[Collected data]
-=-=-=-=-

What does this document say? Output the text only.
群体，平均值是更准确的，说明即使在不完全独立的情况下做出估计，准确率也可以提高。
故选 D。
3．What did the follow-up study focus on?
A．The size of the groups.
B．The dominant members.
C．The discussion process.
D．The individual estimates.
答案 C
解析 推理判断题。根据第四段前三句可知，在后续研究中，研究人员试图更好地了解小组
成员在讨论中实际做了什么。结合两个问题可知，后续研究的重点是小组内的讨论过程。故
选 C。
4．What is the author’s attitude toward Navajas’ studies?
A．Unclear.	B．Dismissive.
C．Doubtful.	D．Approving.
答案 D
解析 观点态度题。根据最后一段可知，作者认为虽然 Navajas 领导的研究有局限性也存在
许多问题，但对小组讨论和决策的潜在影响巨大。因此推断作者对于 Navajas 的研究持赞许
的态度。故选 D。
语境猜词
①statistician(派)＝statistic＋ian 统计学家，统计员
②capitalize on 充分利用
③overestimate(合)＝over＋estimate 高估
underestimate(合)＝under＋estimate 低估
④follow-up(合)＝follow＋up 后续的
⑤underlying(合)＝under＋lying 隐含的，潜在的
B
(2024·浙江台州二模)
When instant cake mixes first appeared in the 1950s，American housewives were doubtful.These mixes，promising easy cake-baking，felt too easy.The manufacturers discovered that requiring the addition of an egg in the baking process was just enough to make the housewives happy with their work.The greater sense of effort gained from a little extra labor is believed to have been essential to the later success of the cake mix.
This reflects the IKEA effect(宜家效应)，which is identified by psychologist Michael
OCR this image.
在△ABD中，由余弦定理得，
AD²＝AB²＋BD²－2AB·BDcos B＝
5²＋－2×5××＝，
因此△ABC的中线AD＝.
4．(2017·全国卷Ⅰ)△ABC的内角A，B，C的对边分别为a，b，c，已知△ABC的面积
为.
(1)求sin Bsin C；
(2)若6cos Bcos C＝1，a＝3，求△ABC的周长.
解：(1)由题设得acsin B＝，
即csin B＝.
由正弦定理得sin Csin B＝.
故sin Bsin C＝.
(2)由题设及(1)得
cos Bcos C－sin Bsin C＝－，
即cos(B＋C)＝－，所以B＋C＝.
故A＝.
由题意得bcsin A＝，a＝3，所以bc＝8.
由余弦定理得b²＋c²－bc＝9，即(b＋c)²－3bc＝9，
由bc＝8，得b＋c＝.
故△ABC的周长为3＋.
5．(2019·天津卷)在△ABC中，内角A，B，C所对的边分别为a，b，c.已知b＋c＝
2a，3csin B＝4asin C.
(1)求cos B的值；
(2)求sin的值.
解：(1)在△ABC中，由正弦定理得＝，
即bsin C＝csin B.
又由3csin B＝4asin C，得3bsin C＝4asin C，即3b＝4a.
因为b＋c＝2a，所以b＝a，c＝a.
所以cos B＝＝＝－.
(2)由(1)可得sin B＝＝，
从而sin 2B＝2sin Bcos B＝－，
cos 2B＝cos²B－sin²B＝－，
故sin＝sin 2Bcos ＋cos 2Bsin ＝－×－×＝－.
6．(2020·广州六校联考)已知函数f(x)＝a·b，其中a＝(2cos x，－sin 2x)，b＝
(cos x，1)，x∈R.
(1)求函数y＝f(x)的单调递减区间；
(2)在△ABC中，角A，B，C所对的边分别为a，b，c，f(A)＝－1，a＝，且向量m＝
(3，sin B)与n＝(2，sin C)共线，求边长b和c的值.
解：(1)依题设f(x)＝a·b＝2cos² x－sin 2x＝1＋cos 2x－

-=-=-=-=-

WHAT YOU HAVE TO DO: Count how many lines above include the word "under" and answer with that figure only.

RESULT: 2